Set task: Reproduce all entries precisely, down to the last character.

Data supplied:
.....
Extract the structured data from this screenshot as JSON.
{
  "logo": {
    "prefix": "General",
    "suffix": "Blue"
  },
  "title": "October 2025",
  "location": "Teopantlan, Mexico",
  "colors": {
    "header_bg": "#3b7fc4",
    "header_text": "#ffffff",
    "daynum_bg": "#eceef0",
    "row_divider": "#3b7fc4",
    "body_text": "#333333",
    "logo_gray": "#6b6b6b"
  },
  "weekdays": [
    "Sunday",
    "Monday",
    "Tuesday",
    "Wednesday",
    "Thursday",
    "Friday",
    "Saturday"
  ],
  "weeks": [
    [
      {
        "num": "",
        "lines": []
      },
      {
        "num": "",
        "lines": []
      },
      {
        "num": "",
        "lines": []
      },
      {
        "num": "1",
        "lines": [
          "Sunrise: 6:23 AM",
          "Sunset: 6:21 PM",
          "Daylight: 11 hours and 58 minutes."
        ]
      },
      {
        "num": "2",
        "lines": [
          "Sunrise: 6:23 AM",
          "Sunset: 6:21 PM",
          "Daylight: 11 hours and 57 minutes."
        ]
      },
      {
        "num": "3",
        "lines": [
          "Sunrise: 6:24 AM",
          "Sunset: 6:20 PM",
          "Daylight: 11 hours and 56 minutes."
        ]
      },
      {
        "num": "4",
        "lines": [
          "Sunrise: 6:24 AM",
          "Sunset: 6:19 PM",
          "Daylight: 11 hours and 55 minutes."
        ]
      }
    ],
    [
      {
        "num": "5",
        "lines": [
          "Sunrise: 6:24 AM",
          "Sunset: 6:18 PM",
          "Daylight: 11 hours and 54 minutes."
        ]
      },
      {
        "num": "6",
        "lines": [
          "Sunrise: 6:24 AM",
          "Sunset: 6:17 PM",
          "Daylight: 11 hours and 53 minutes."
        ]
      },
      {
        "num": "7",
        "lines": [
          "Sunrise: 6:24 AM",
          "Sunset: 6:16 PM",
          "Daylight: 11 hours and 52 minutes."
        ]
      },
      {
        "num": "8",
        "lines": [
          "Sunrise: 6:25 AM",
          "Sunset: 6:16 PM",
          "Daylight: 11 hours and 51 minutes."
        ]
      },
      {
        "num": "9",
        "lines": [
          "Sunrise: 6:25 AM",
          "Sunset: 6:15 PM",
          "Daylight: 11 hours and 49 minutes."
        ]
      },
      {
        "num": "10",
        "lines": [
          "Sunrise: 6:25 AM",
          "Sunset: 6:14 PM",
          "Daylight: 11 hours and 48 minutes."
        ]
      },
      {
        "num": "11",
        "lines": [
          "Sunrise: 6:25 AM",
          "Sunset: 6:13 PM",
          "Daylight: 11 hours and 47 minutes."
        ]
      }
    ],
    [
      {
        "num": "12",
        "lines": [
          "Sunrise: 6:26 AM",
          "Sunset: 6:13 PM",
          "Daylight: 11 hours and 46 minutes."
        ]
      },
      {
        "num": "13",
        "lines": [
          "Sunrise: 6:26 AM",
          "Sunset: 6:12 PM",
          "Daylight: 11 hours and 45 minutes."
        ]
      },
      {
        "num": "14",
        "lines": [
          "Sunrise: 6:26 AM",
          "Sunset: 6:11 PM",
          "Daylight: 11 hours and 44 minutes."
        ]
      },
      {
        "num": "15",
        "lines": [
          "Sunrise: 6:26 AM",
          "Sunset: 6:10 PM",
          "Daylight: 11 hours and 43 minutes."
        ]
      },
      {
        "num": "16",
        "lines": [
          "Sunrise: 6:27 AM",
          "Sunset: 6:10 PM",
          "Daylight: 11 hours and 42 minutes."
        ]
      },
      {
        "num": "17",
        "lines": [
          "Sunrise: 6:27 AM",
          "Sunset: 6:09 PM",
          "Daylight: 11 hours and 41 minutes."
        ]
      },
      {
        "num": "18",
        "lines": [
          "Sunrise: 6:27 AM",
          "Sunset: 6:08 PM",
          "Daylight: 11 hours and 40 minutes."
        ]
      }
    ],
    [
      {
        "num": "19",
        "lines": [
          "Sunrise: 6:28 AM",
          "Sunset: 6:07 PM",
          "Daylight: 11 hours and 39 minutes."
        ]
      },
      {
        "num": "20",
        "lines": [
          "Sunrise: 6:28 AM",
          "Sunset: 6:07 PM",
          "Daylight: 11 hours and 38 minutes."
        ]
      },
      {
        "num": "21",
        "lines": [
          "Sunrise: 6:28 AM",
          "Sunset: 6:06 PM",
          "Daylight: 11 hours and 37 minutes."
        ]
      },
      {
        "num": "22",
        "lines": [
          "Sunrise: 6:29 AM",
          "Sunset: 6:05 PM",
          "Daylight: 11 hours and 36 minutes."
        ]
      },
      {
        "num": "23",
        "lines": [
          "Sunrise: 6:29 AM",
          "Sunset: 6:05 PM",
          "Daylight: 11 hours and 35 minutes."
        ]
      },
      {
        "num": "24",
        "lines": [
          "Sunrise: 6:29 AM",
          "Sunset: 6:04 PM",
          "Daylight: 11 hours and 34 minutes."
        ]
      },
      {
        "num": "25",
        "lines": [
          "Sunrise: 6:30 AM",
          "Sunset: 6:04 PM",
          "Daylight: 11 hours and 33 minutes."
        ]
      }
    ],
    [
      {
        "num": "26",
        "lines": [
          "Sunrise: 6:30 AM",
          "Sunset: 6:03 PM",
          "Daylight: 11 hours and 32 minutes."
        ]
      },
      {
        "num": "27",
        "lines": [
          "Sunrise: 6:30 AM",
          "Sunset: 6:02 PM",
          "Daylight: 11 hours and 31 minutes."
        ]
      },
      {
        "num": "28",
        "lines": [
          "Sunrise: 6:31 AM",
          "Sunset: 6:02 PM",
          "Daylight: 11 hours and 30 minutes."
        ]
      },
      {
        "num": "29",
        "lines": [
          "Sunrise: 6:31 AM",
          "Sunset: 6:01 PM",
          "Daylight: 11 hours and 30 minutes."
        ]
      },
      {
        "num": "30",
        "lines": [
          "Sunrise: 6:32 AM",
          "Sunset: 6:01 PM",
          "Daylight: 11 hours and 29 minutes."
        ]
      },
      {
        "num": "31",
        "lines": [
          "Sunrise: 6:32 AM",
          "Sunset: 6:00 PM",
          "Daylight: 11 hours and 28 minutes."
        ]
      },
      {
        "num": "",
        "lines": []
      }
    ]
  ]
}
.....
Task result:
Extract the structured data from this screenshot as JSON.
{
  "logo": {
    "prefix": "General",
    "suffix": "Blue"
  },
  "title": "October 2025",
  "location": "Teopantlan, Mexico",
  "colors": {
    "header_bg": "#3b7fc4",
    "header_text": "#ffffff",
    "daynum_bg": "#eceef0",
    "row_divider": "#3b7fc4",
    "body_text": "#333333",
    "logo_gray": "#6b6b6b"
  },
  "weekdays": [
    "Sunday",
    "Monday",
    "Tuesday",
    "Wednesday",
    "Thursday",
    "Friday",
    "Saturday"
  ],
  "weeks": [
    [
      {
        "num": "",
        "lines": []
      },
      {
        "num": "",
        "lines": []
      },
      {
        "num": "",
        "lines": []
      },
      {
        "num": "1",
        "lines": [
          "Sunrise: 6:23 AM",
          "Sunset: 6:21 PM",
          "Daylight: 11 hours and 58 minutes."
        ]
      },
      {
        "num": "2",
        "lines": [
          "Sunrise: 6:23 AM",
          "Sunset: 6:21 PM",
          "Daylight: 11 hours and 57 minutes."
        ]
      },
      {
        "num": "3",
        "lines": [
          "Sunrise: 6:24 AM",
          "Sunset: 6:20 PM",
          "Daylight: 11 hours and 56 minutes."
        ]
      },
      {
        "num": "4",
        "lines": [
          "Sunrise: 6:24 AM",
          "Sunset: 6:19 PM",
          "Daylight: 11 hours and 55 minutes."
        ]
      }
    ],
    [
      {
        "num": "5",
        "lines": [
          "Sunrise: 6:24 AM",
          "Sunset: 6:18 PM",
          "Daylight: 11 hours and 54 minutes."
        ]
      },
      {
        "num": "6",
        "lines": [
          "Sunrise: 6:24 AM",
          "Sunset: 6:17 PM",
          "Daylight: 11 hours and 53 minutes."
        ]
      },
      {
        "num": "7",
        "lines": [
          "Sunrise: 6:24 AM",
          "Sunset: 6:16 PM",
          "Daylight: 11 hours and 52 minutes."
        ]
      },
      {
        "num": "8",
        "lines": [
          "Sunrise: 6:25 AM",
          "Sunset: 6:16 PM",
          "Daylight: 11 hours and 51 minutes."
        ]
      },
      {
        "num": "9",
        "lines": [
          "Sunrise: 6:25 AM",
          "Sunset: 6:15 PM",
          "Daylight: 11 hours and 49 minutes."
        ]
      },
      {
        "num": "10",
        "lines": [
          "Sunrise: 6:25 AM",
          "Sunset: 6:14 PM",
          "Daylight: 11 hours and 48 minutes."
        ]
      },
      {
        "num": "11",
        "lines": [
          "Sunrise: 6:25 AM",
          "Sunset: 6:13 PM",
          "Daylight: 11 hours and 47 minutes."
        ]
      }
    ],
    [
      {
        "num": "12",
        "lines": [
          "Sunrise: 6:26 AM",
          "Sunset: 6:13 PM",
          "Daylight: 11 hours and 46 minutes."
        ]
      },
      {
        "num": "13",
        "lines": [
          "Sunrise: 6:26 AM",
          "Sunset: 6:12 PM",
          "Daylight: 11 hours and 45 minutes."
        ]
      },
      {
        "num": "14",
        "lines": [
          "Sunrise: 6:26 AM",
          "Sunset: 6:11 PM",
          "Daylight: 11 hours and 44 minutes."
        ]
      },
      {
        "num": "15",
        "lines": [
          "Sunrise: 6:26 AM",
          "Sunset: 6:10 PM",
          "Daylight: 11 hours and 43 minutes."
        ]
      },
      {
        "num": "16",
        "lines": [
          "Sunrise: 6:27 AM",
          "Sunset: 6:10 PM",
          "Daylight: 11 hours and 42 minutes."
        ]
      },
      {
        "num": "17",
        "lines": [
          "Sunrise: 6:27 AM",
          "Sunset: 6:09 PM",
          "Daylight: 11 hours and 41 minutes."
        ]
      },
      {
        "num": "18",
        "lines": [
          "Sunrise: 6:27 AM",
          "Sunset: 6:08 PM",
          "Daylight: 11 hours and 40 minutes."
        ]
      }
    ],
    [
      {
        "num": "19",
        "lines": [
          "Sunrise: 6:28 AM",
          "Sunset: 6:07 PM",
          "Daylight: 11 hours and 39 minutes."
        ]
      },
      {
        "num": "20",
        "lines": [
          "Sunrise: 6:28 AM",
          "Sunset: 6:07 PM",
          "Daylight: 11 hours and 38 minutes."
        ]
      },
      {
        "num": "21",
        "lines": [
          "Sunrise: 6:28 AM",
          "Sunset: 6:06 PM",
          "Daylight: 11 hours and 37 minutes."
        ]
      },
      {
        "num": "22",
        "lines": [
          "Sunrise: 6:29 AM",
          "Sunset: 6:05 PM",
          "Daylight: 11 hours and 36 minutes."
        ]
      },
      {
        "num": "23",
        "lines": [
          "Sunrise: 6:29 AM",
          "Sunset: 6:05 PM",
          "Daylight: 11 hours and 35 minutes."
        ]
      },
      {
        "num": "24",
        "lines": [
          "Sunrise: 6:29 AM",
          "Sunset: 6:04 PM",
          "Daylight: 11 hours and 34 minutes."
        ]
      },
      {
        "num": "25",
        "lines": [
          "Sunrise: 6:30 AM",
          "Sunset: 6:04 PM",
          "Daylight: 11 hours and 33 minutes."
        ]
      }
    ],
    [
      {
        "num": "26",
        "lines": [
          "Sunrise: 6:30 AM",
          "Sunset: 6:03 PM",
          "Daylight: 11 hours and 32 minutes."
        ]
      },
      {
        "num": "27",
        "lines": [
          "Sunrise: 6:30 AM",
          "Sunset: 6:02 PM",
          "Daylight: 11 hours and 31 minutes."
        ]
      },
      {
        "num": "28",
        "lines": [
          "Sunrise: 6:31 AM",
          "Sunset: 6:02 PM",
          "Daylight: 11 hours and 30 minutes."
        ]
      },
      {
        "num": "29",
        "lines": [
          "Sunrise: 6:31 AM",
          "Sunset: 6:01 PM",
          "Daylight: 11 hours and 30 minutes."
        ]
      },
      {
        "num": "30",
        "lines": [
          "Sunrise: 6:32 AM",
          "Sunset: 6:01 PM",
          "Daylight: 11 hours and 29 minutes."
        ]
      },
      {
        "num": "31",
        "lines": [
          "Sunrise: 6:32 AM",
          "Sunset: 6:00 PM",
          "Daylight: 11 hours and 28 minutes."
        ]
      },
      {
        "num": "",
        "lines": []
      }
    ]
  ]
}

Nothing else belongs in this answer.